Working data ▸
————

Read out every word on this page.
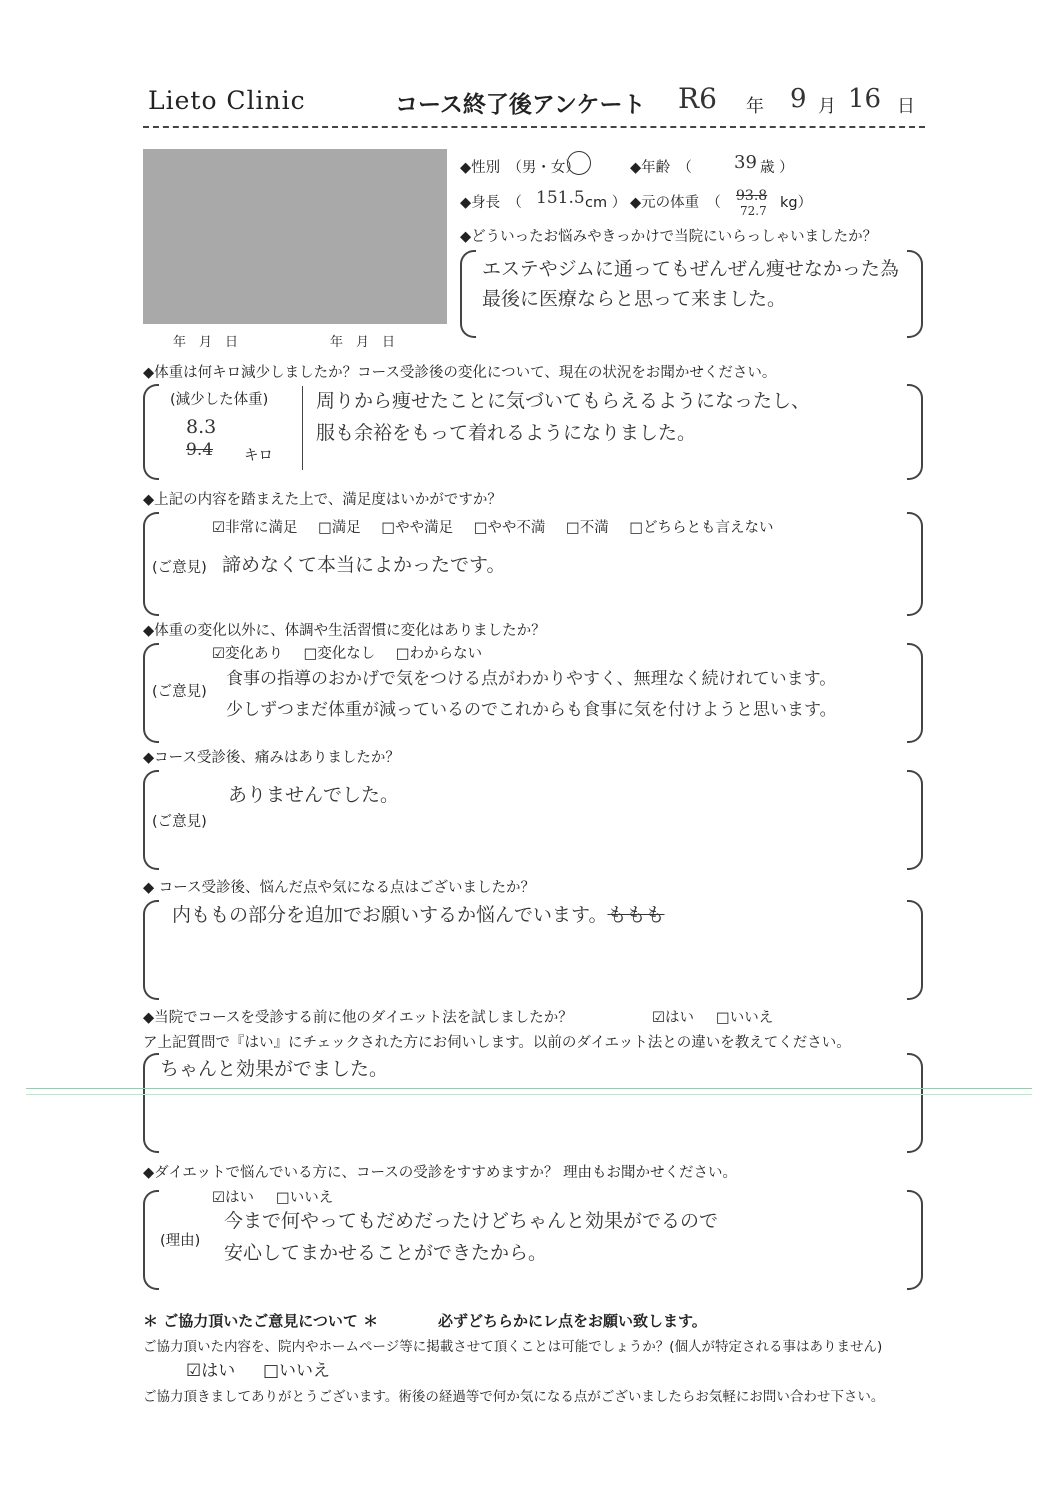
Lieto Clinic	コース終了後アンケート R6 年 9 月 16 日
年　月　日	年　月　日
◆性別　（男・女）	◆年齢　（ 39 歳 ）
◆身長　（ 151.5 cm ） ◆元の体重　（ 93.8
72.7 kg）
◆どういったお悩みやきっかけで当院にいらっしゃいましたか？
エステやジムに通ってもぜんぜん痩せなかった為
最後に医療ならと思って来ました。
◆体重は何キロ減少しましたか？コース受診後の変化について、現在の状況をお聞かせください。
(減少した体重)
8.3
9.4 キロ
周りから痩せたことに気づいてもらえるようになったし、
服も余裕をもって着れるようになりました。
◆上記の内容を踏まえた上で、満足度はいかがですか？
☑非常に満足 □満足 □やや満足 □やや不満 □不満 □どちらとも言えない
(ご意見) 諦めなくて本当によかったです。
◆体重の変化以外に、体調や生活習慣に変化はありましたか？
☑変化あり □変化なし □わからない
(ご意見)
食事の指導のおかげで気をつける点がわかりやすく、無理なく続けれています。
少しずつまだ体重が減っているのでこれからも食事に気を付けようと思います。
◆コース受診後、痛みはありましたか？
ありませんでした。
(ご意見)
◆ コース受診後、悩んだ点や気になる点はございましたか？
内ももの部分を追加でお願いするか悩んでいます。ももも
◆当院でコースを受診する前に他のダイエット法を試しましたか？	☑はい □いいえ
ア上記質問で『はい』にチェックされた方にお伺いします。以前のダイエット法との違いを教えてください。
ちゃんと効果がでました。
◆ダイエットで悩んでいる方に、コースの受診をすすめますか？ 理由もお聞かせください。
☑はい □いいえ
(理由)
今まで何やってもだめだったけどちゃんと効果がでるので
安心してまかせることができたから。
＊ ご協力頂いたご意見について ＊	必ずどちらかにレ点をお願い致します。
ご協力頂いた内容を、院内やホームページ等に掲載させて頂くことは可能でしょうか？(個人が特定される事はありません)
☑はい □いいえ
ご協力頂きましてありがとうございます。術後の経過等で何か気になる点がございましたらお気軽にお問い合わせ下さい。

————

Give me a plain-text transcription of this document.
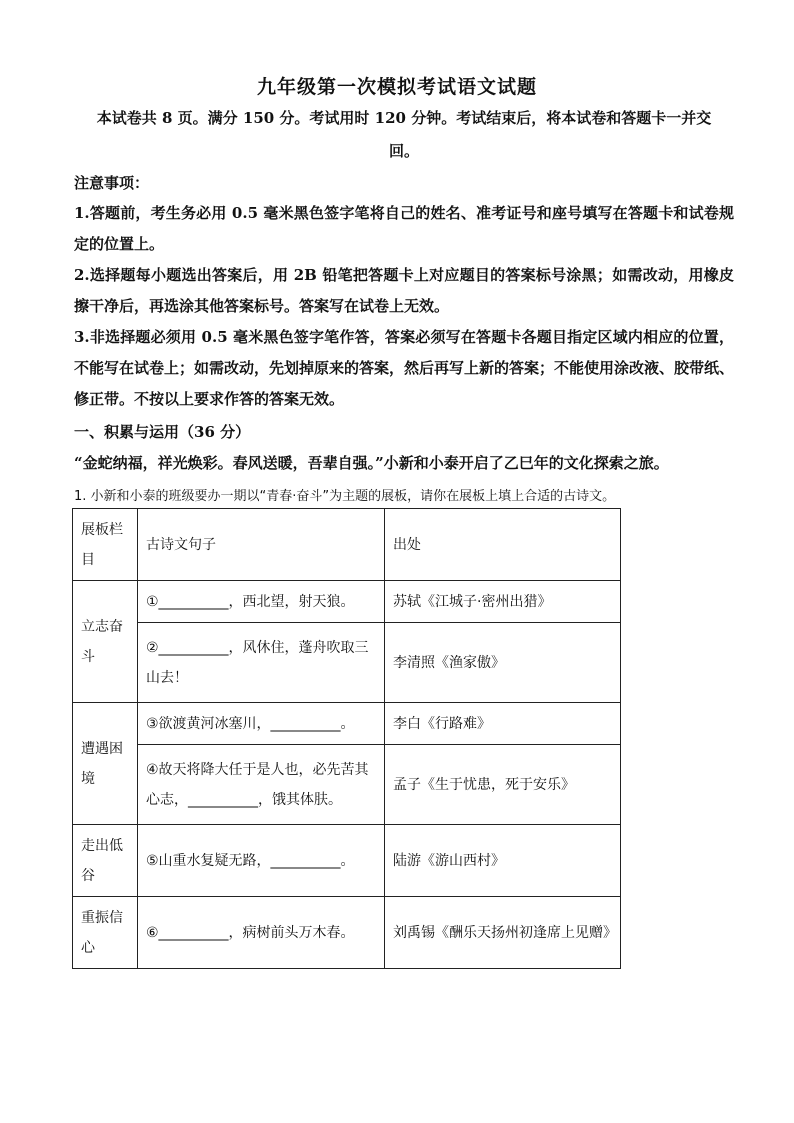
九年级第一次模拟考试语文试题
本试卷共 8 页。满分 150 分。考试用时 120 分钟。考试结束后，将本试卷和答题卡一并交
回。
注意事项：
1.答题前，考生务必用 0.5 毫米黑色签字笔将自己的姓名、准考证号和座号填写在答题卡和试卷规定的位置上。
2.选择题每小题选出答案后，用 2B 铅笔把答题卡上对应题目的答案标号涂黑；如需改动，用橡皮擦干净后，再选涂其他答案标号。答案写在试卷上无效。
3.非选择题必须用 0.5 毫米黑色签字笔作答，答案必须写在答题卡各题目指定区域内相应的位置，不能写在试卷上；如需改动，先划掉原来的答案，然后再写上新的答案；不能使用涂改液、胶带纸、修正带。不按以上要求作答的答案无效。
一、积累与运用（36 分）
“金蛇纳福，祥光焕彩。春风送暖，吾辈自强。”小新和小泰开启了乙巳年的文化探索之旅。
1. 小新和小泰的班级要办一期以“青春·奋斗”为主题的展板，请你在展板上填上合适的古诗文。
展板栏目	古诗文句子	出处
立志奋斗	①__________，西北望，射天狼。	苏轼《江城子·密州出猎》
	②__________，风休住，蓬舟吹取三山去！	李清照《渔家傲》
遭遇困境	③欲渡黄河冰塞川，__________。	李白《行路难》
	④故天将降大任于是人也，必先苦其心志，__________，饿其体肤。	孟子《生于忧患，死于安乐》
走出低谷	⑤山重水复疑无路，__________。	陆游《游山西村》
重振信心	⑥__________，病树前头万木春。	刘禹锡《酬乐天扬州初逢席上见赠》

————

Check each line of the data above for the string "如需改动" and report only how many lines have it.

2